— start of Data listing —
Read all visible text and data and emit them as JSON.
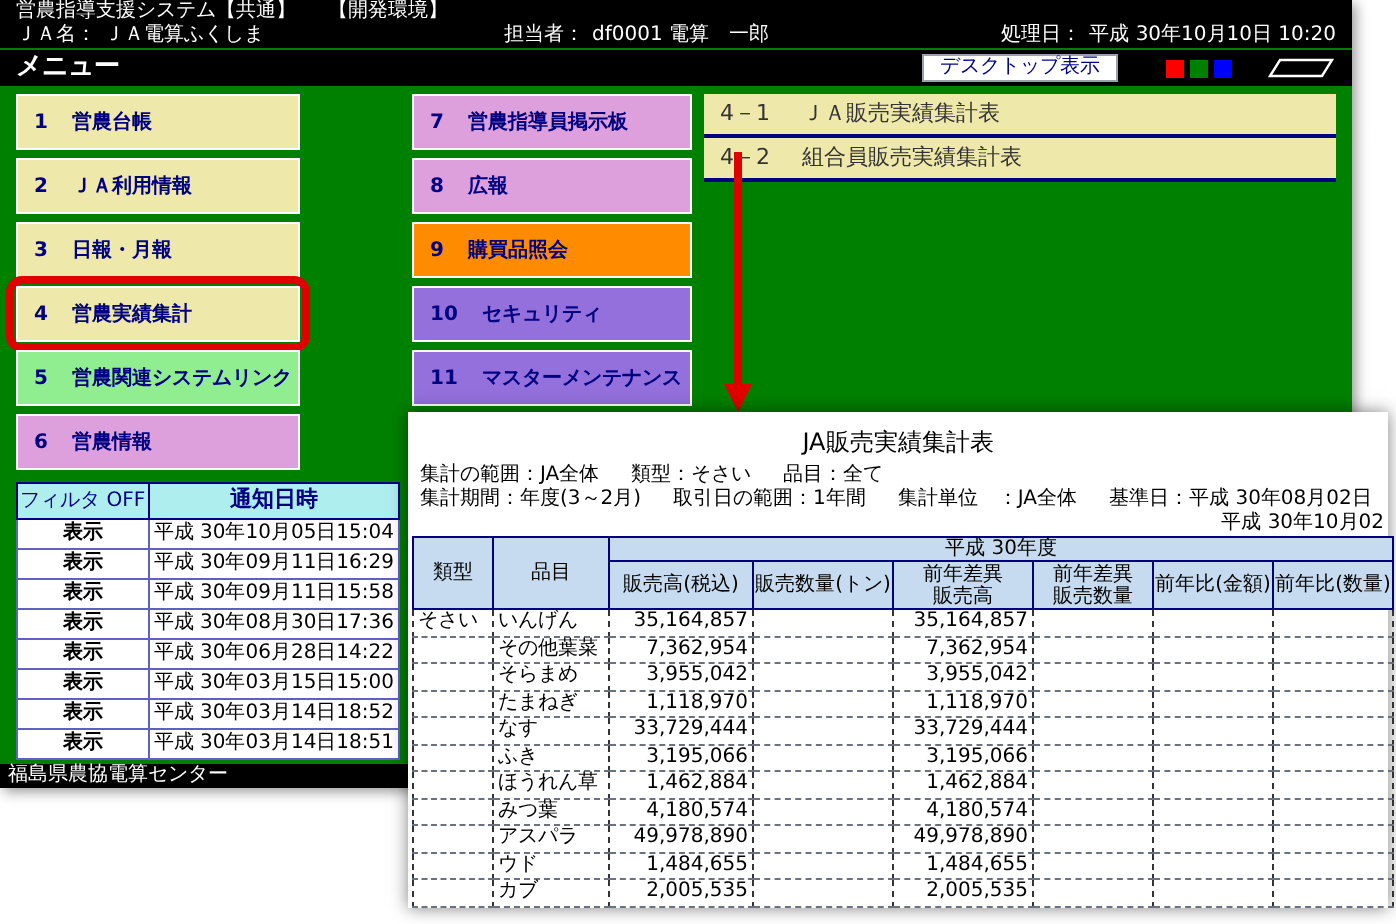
{
  "header": {
    "system_name": "営農指導支援システム【共通】",
    "environment": "【開発環境】",
    "ja_label": "ＪＡ名：",
    "ja_name": "ＪＡ電算ふくしま",
    "staff_label": "担当者：",
    "staff": "df0001 電算　一郎",
    "date_label": "処理日：",
    "date": "平成 30年10月10日 10:20"
  },
  "menu_bar": {
    "title": "メニュー",
    "desktop_button": "デスクトップ表示",
    "swatches": [
      {
        "color": "#ff0000"
      },
      {
        "color": "#008000"
      },
      {
        "color": "#0000ff"
      }
    ]
  },
  "menu": {
    "left_column": [
      {
        "number": "1",
        "label": "営農台帳",
        "color": "#eee8aa",
        "highlighted": false
      },
      {
        "number": "2",
        "label": "ＪＡ利用情報",
        "color": "#eee8aa",
        "highlighted": false
      },
      {
        "number": "3",
        "label": "日報・月報",
        "color": "#eee8aa",
        "highlighted": false
      },
      {
        "number": "4",
        "label": "営農実績集計",
        "color": "#eee8aa",
        "highlighted": true
      },
      {
        "number": "5",
        "label": "営農関連システムリンク",
        "color": "#90ee90",
        "highlighted": false
      },
      {
        "number": "6",
        "label": "営農情報",
        "color": "#dda0dd",
        "highlighted": false
      }
    ],
    "right_column": [
      {
        "number": "7",
        "label": "営農指導員掲示板",
        "color": "#dda0dd",
        "highlighted": false
      },
      {
        "number": "8",
        "label": "広報",
        "color": "#dda0dd",
        "highlighted": false
      },
      {
        "number": "9",
        "label": "購買品照会",
        "color": "#ff8c00",
        "highlighted": false
      },
      {
        "number": "10",
        "label": "セキュリティ",
        "color": "#9370db",
        "highlighted": false
      },
      {
        "number": "11",
        "label": "マスターメンテナンス",
        "color": "#9370db",
        "highlighted": false
      }
    ]
  },
  "submenu": [
    {
      "number": "4－1",
      "label": "ＪＡ販売実績集計表"
    },
    {
      "number": "4－2",
      "label": "組合員販売実績集計表"
    }
  ],
  "notifications": {
    "columns": [
      "フィルタ OFF",
      "通知日時"
    ],
    "rows": [
      {
        "action": "表示",
        "datetime": "平成 30年10月05日15:04"
      },
      {
        "action": "表示",
        "datetime": "平成 30年09月11日16:29"
      },
      {
        "action": "表示",
        "datetime": "平成 30年09月11日15:58"
      },
      {
        "action": "表示",
        "datetime": "平成 30年08月30日17:36"
      },
      {
        "action": "表示",
        "datetime": "平成 30年06月28日14:22"
      },
      {
        "action": "表示",
        "datetime": "平成 30年03月15日15:00"
      },
      {
        "action": "表示",
        "datetime": "平成 30年03月14日18:52"
      },
      {
        "action": "表示",
        "datetime": "平成 30年03月14日18:51"
      }
    ]
  },
  "footer": "福島県農協電算センター",
  "report": {
    "title": "JA販売実績集計表",
    "conditions": [
      [
        "集計の範囲：JA全体",
        "類型：そさい",
        "品目：全て"
      ],
      [
        "集計期間：年度(3～2月)",
        "取引日の範囲：1年間",
        "集計単位　：JA全体",
        "基準日：平成 30年08月02日"
      ]
    ],
    "print_date": "平成 30年10月02",
    "columns": [
      "類型",
      "品目"
    ],
    "group": "平成 30年度",
    "subcolumns": [
      {
        "lines": [
          "販売高(税込)"
        ]
      },
      {
        "lines": [
          "販売数量(トン)"
        ]
      },
      {
        "lines": [
          "前年差異",
          "販売高"
        ]
      },
      {
        "lines": [
          "前年差異",
          "販売数量"
        ]
      },
      {
        "lines": [
          "前年比(金額)"
        ]
      },
      {
        "lines": [
          "前年比(数量)"
        ]
      }
    ],
    "rows": [
      {
        "category": "そさい",
        "item": "いんげん",
        "sales": "35,164,857",
        "prev_diff_sales": "35,164,857"
      },
      {
        "item": "その他葉菜",
        "sales": "7,362,954",
        "prev_diff_sales": "7,362,954"
      },
      {
        "item": "そらまめ",
        "sales": "3,955,042",
        "prev_diff_sales": "3,955,042"
      },
      {
        "item": "たまねぎ",
        "sales": "1,118,970",
        "prev_diff_sales": "1,118,970"
      },
      {
        "item": "なす",
        "sales": "33,729,444",
        "prev_diff_sales": "33,729,444"
      },
      {
        "item": "ふき",
        "sales": "3,195,066",
        "prev_diff_sales": "3,195,066"
      },
      {
        "item": "ほうれん草",
        "sales": "1,462,884",
        "prev_diff_sales": "1,462,884"
      },
      {
        "item": "みつ葉",
        "sales": "4,180,574",
        "prev_diff_sales": "4,180,574"
      },
      {
        "item": "アスパラ",
        "sales": "49,978,890",
        "prev_diff_sales": "49,978,890"
      },
      {
        "item": "ウド",
        "sales": "1,484,655",
        "prev_diff_sales": "1,484,655"
      },
      {
        "item": "カブ",
        "sales": "2,005,535",
        "prev_diff_sales": "2,005,535"
      }
    ]
  }
}
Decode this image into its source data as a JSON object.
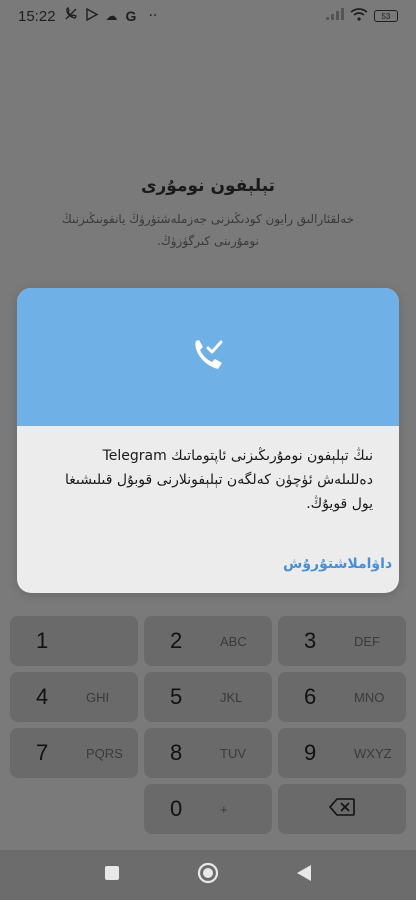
{
  "status_bar": {
    "time": "15:22",
    "cloud_icon": "☁",
    "g_label": "G",
    "dots": "··",
    "battery": "53"
  },
  "page": {
    "title": "تېلېفون نومۇرى",
    "subtitle": "خەلقئارالىق رايون كودىڭىزنى جەزملەشتۈرۈڭ يانفونىڭىزنىڭ نومۇرىنى كىرگۈزۈڭ."
  },
  "dialog": {
    "header_icon": "phone-check-icon",
    "header_color": "#6fb0e6",
    "message": "نىڭ تېلېفون نومۇرىڭىزنى ئاپتوماتىك Telegram دەللىلەش ئۈچۈن كەلگەن تېلېفونلارنى قوبۇل قىلىشىغا يول قويۇڭ.",
    "action_label": "داۋاملاشتۇرۇش",
    "accent_color": "#4a8ed3"
  },
  "keypad": {
    "keys": [
      {
        "digit": "1",
        "letters": ""
      },
      {
        "digit": "2",
        "letters": "ABC"
      },
      {
        "digit": "3",
        "letters": "DEF"
      },
      {
        "digit": "4",
        "letters": "GHI"
      },
      {
        "digit": "5",
        "letters": "JKL"
      },
      {
        "digit": "6",
        "letters": "MNO"
      },
      {
        "digit": "7",
        "letters": "PQRS"
      },
      {
        "digit": "8",
        "letters": "TUV"
      },
      {
        "digit": "9",
        "letters": "WXYZ"
      },
      {
        "digit": "0",
        "letters": "+"
      }
    ],
    "backspace_icon": "backspace-icon"
  },
  "nav_bar": {
    "recents_icon": "square-icon",
    "home_icon": "circle-icon",
    "back_icon": "triangle-back-icon"
  }
}
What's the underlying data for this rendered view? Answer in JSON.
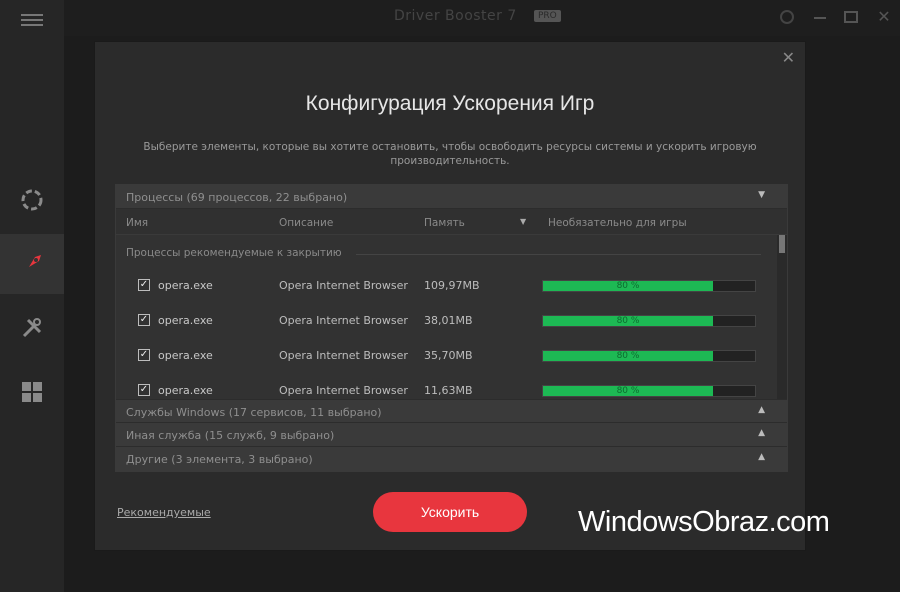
{
  "app": {
    "title": "Driver Booster 7",
    "version": "PRO",
    "close_glyph": "✕"
  },
  "modal": {
    "close_glyph": "✕",
    "title": "Конфигурация Ускорения Игр",
    "description": "Выберите элементы, которые вы хотите остановить, чтобы освободить ресурсы системы и ускорить игровую производительность.",
    "sections": [
      {
        "label": "Процессы (69 процессов, 22 выбрано)",
        "expanded": true
      },
      {
        "label": "Службы Windows (17 сервисов, 11 выбрано)",
        "expanded": false
      },
      {
        "label": "Иная служба (15 служб, 9 выбрано)",
        "expanded": false
      },
      {
        "label": "Другие (3 элемента, 3 выбрано)",
        "expanded": false
      }
    ],
    "columns": {
      "name": "Имя",
      "description": "Описание",
      "memory": "Память",
      "required": "Необязательно для игры"
    },
    "group_label": "Процессы рекомендуемые к закрытию",
    "rows": [
      {
        "checked": true,
        "name": "opera.exe",
        "description": "Opera Internet Browser",
        "memory": "109,97MB",
        "percent": 80,
        "percent_label": "80 %"
      },
      {
        "checked": true,
        "name": "opera.exe",
        "description": "Opera Internet Browser",
        "memory": "38,01MB",
        "percent": 80,
        "percent_label": "80 %"
      },
      {
        "checked": true,
        "name": "opera.exe",
        "description": "Opera Internet Browser",
        "memory": "35,70MB",
        "percent": 80,
        "percent_label": "80 %"
      },
      {
        "checked": true,
        "name": "opera.exe",
        "description": "Opera Internet Browser",
        "memory": "11,63MB",
        "percent": 80,
        "percent_label": "80 %"
      }
    ],
    "footer_link": "Рекомендуемые",
    "accelerate_button": "Ускорить"
  },
  "watermark": "WindowsObraz.com",
  "colors": {
    "accent": "#e8363e",
    "progress": "#1db954",
    "background": "#2b2b2b"
  }
}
— end of Data listing —
Reproduce each line holding the word "memory".

      "memory": "Память",
        "memory": "109,97MB",
        "memory": "38,01MB",
        "memory": "35,70MB",
        "memory": "11,63MB",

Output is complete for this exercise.